### Challenge
Give the records back in full, exactly as they read.

### Data shown
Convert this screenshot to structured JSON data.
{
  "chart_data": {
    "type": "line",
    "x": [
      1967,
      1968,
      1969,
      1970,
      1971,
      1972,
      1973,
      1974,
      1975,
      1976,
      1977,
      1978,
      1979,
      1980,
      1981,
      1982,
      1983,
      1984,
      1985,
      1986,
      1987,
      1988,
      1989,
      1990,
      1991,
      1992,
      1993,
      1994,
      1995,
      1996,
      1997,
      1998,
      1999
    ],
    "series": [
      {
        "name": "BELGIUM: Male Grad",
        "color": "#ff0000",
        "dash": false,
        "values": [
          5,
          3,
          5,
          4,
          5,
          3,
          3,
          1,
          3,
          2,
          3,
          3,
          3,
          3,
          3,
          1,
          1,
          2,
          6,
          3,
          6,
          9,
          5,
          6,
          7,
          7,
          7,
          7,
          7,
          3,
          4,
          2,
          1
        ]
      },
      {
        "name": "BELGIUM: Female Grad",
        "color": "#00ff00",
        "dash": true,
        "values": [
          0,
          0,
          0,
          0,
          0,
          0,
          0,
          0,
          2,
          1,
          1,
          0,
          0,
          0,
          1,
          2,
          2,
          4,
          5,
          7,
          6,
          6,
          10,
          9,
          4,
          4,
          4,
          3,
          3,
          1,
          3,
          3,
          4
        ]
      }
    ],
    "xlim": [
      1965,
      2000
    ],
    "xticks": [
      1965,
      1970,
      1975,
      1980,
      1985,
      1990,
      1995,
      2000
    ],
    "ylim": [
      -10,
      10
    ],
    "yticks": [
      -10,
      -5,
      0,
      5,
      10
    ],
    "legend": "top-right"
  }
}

### Written response
Convert this screenshot to structured JSON data.
{
  "chart_data": {
    "type": "line",
    "x": [
      1967,
      1968,
      1969,
      1970,
      1971,
      1972,
      1973,
      1974,
      1975,
      1976,
      1977,
      1978,
      1979,
      1980,
      1981,
      1982,
      1983,
      1984,
      1985,
      1986,
      1987,
      1988,
      1989,
      1990,
      1991,
      1992,
      1993,
      1994,
      1995,
      1996,
      1997,
      1998,
      1999
    ],
    "series": [
      {
        "name": "BELGIUM: Male Grad",
        "color": "#ff0000",
        "dash": false,
        "values": [
          5,
          3,
          5,
          4,
          5,
          3,
          3,
          1,
          3,
          2,
          3,
          3,
          3,
          3,
          3,
          1,
          1,
          2,
          6,
          3,
          6,
          9,
          5,
          6,
          7,
          7,
          7,
          7,
          7,
          3,
          4,
          2,
          1
        ]
      },
      {
        "name": "BELGIUM: Female Grad",
        "color": "#00ff00",
        "dash": true,
        "values": [
          0,
          0,
          0,
          0,
          0,
          0,
          0,
          0,
          2,
          1,
          1,
          0,
          0,
          0,
          1,
          2,
          2,
          4,
          5,
          7,
          6,
          6,
          10,
          9,
          4,
          4,
          4,
          3,
          3,
          1,
          3,
          3,
          4
        ]
      }
    ],
    "xlim": [
      1965,
      2000
    ],
    "xticks": [
      1965,
      1970,
      1975,
      1980,
      1985,
      1990,
      1995,
      2000
    ],
    "ylim": [
      -10,
      10
    ],
    "yticks": [
      -10,
      -5,
      0,
      5,
      10
    ],
    "legend": "top-right"
  }
}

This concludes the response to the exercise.